▶ **Description of the task**
Select all lines holding the word "selected" from the entries that follow.

■ ■ ■ ■ ■ ■ ■

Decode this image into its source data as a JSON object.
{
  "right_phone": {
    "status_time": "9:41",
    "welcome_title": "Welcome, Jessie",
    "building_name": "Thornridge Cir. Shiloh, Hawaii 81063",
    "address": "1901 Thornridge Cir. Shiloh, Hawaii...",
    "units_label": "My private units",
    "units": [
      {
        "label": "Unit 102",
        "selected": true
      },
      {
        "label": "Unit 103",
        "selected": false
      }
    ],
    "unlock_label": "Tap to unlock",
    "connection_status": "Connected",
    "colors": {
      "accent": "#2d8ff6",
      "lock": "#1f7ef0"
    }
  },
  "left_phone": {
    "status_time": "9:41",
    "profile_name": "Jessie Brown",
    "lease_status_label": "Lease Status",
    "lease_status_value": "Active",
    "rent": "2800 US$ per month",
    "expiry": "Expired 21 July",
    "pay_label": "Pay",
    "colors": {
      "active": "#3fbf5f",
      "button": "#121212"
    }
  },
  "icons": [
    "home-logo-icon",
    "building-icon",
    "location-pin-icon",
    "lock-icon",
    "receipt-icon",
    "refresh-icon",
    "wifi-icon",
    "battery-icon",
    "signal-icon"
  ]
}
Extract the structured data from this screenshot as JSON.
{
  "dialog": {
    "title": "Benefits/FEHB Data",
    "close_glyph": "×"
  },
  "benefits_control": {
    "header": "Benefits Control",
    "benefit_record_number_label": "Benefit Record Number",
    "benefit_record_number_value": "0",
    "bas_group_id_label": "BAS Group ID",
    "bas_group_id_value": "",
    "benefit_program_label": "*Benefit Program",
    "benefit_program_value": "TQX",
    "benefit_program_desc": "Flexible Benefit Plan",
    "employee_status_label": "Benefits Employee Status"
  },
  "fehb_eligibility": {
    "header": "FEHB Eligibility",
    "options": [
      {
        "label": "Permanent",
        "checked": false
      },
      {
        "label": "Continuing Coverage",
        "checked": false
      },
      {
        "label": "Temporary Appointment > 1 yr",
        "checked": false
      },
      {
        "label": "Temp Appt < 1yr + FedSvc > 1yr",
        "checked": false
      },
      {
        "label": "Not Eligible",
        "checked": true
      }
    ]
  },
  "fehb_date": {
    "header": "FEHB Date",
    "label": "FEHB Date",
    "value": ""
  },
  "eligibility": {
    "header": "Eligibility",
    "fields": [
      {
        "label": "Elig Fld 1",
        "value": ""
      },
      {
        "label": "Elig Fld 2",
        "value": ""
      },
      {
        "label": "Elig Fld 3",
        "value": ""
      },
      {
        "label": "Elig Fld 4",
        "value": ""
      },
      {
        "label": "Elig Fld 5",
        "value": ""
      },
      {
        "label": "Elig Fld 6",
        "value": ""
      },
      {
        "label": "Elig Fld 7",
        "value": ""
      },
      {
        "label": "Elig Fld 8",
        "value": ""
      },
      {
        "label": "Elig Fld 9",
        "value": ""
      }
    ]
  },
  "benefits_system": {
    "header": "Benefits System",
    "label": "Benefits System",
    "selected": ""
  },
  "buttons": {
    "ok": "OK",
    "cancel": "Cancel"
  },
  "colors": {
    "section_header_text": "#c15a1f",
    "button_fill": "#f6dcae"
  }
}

■ ■ ■ ■ ■ ■ ■

▶ **Worked solution**
        "selected": true
        "selected": false
    "selected": ""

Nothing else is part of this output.